PROBLEM DETAILS >> Look through the data below and report how many lines include "text". Only the number should be given.
-- STORED ROWS start --
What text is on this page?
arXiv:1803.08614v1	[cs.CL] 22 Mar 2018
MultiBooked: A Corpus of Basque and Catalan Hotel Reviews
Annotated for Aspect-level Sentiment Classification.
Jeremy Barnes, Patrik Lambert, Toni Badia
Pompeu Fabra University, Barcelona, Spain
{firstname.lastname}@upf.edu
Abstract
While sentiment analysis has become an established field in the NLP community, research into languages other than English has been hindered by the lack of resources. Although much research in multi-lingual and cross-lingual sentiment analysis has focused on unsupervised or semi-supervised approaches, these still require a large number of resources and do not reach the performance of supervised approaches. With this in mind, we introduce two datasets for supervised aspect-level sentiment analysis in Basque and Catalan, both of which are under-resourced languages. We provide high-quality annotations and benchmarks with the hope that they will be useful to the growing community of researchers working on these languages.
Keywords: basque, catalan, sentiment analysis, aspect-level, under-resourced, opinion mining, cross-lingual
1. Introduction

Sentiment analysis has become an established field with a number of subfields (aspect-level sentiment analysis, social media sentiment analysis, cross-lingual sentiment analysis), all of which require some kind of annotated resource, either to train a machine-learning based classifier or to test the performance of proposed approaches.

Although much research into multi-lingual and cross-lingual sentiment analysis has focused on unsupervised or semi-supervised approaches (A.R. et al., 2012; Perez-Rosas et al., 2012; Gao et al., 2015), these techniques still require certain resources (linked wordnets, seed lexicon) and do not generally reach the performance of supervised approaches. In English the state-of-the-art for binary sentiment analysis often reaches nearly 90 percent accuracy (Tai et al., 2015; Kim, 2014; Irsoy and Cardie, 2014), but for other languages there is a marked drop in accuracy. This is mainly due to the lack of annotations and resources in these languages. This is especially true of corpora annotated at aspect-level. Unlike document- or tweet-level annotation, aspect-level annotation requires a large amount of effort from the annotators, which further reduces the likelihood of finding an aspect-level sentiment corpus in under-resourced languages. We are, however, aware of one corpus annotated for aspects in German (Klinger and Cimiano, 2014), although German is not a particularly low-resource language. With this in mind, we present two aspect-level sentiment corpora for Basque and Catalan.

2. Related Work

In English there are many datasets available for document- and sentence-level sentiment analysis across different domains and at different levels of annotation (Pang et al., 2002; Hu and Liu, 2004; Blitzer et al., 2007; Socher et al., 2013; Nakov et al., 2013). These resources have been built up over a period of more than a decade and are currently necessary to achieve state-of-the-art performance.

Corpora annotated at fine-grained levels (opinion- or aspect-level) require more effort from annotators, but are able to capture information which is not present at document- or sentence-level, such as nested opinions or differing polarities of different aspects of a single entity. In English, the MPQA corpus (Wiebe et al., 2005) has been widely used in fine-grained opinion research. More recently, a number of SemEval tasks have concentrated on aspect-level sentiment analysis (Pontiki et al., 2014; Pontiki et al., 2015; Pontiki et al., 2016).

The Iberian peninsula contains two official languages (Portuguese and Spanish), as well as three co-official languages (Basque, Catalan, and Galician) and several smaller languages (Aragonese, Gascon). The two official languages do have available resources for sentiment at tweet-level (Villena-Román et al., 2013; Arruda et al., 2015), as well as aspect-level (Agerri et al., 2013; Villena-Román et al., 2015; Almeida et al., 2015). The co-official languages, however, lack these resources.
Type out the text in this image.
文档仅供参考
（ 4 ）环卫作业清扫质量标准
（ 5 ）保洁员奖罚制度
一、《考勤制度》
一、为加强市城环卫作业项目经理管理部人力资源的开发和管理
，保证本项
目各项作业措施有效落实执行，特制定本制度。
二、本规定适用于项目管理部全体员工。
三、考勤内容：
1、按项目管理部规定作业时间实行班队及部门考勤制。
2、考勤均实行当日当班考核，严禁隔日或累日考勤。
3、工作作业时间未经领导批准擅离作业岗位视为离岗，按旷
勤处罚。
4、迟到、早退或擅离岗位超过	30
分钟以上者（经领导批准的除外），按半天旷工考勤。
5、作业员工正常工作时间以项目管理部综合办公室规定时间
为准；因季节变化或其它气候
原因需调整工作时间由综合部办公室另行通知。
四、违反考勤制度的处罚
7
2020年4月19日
-- STORED ROWS end --
ANSWER IN FULL >> 2